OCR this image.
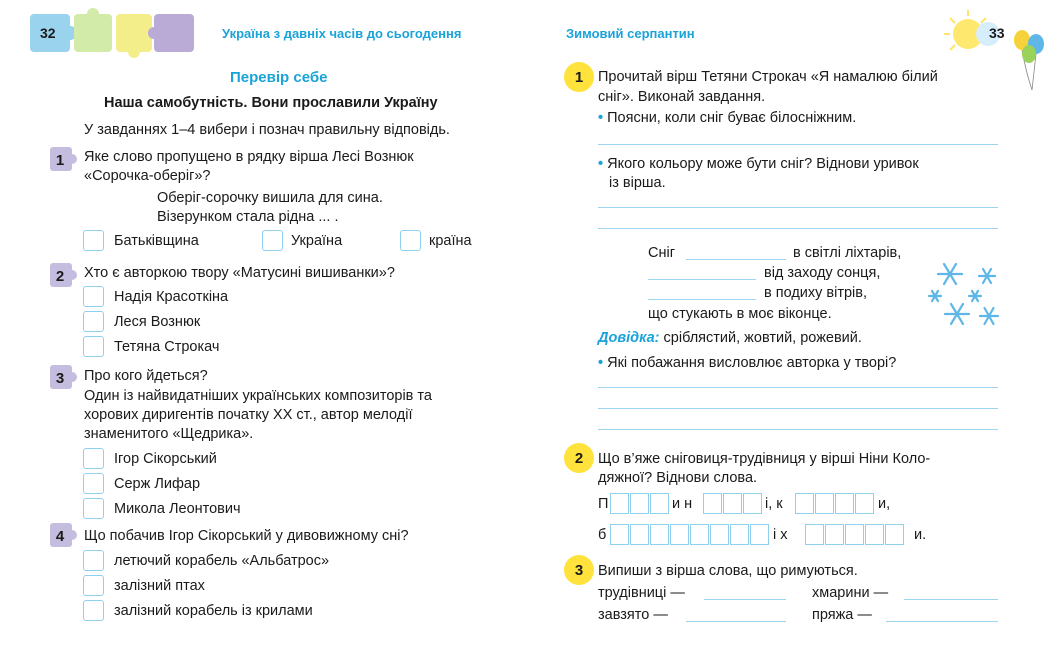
32	Україна з давніх часів до сьогодення
Перевір себе
Наша самобутність. Вони прославили Україну
У завданнях 1–4 вибери і познач правильну відповідь.
1 Яке слово пропущено в рядку вірша Лесі Вознюк
«Сорочка-оберіг»?
Оберіг-сорочку вишила для сина.
Візерунком стала рідна ... .
Батьківщина	Україна	країна
2 Хто є авторкою твору «Матусині вишиванки»?
Надія Красоткіна
Леся Вознюк
Тетяна Строкач
3 Про кого йдеться?
Один із найвидатніших українських композиторів та
хорових диригентів початку ХХ ст., автор мелодії
знаменитого «Щедрика».
Ігор Сікорський
Серж Лифар
Микола Леонтович
4 Що побачив Ігор Сікорський у дивовижному сні?
летючий корабель «Альбатрос»
залізний птах
залізний корабель із крилами
Зимовий серпантин	33
1	Прочитай вірш Тетяни Строкач «Я намалюю білий
сніг». Виконай завдання.
• Поясни, коли сніг буває білосніжним.
• Якого кольору може бути сніг? Віднови уривок
із вірша.
Сніг	в світлі ліхтарів,
від заходу сонця,
в подиху вітрів,
що стукають в моє віконце.
Довідка: сріблястий, жовтий, рожевий.
• Які побажання висловлює авторка у творі?
2	Що в’яже сніговиця-трудівниця у вірші Ніни Коло-
дяжної? Віднови слова.
П	и н	і, к	и,
б	і х	и.
3	Випиши з вірша слова, що римуються.
трудівниці —	хмарини —
завзято —	пряжа —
══════
▶ _What you need to do_: Write out the records above once more, word for word, with no pictures.

▶ _Completed task_:
OCR this image.
32	Україна з давніх часів до сьогодення
Перевір себе
Наша самобутність. Вони прославили Україну
У завданнях 1–4 вибери і познач правильну відповідь.
1 Яке слово пропущено в рядку вірша Лесі Вознюк
«Сорочка-оберіг»?
Оберіг-сорочку вишила для сина.
Візерунком стала рідна ... .
Батьківщина	Україна	країна
2 Хто є авторкою твору «Матусині вишиванки»?
Надія Красоткіна
Леся Вознюк
Тетяна Строкач
3 Про кого йдеться?
Один із найвидатніших українських композиторів та
хорових диригентів початку ХХ ст., автор мелодії
знаменитого «Щедрика».
Ігор Сікорський
Серж Лифар
Микола Леонтович
4 Що побачив Ігор Сікорський у дивовижному сні?
летючий корабель «Альбатрос»
залізний птах
залізний корабель із крилами
Зимовий серпантин	33
1	Прочитай вірш Тетяни Строкач «Я намалюю білий
сніг». Виконай завдання.
• Поясни, коли сніг буває білосніжним.
• Якого кольору може бути сніг? Віднови уривок
із вірша.
Сніг	в світлі ліхтарів,
від заходу сонця,
в подиху вітрів,
що стукають в моє віконце.
Довідка: сріблястий, жовтий, рожевий.
• Які побажання висловлює авторка у творі?
2	Що в’яже сніговиця-трудівниця у вірші Ніни Коло-
дяжної? Віднови слова.
П	и н	і, к	и,
б	і х	и.
3	Випиши з вірша слова, що римуються.
трудівниці —	хмарини —
завзято —	пряжа —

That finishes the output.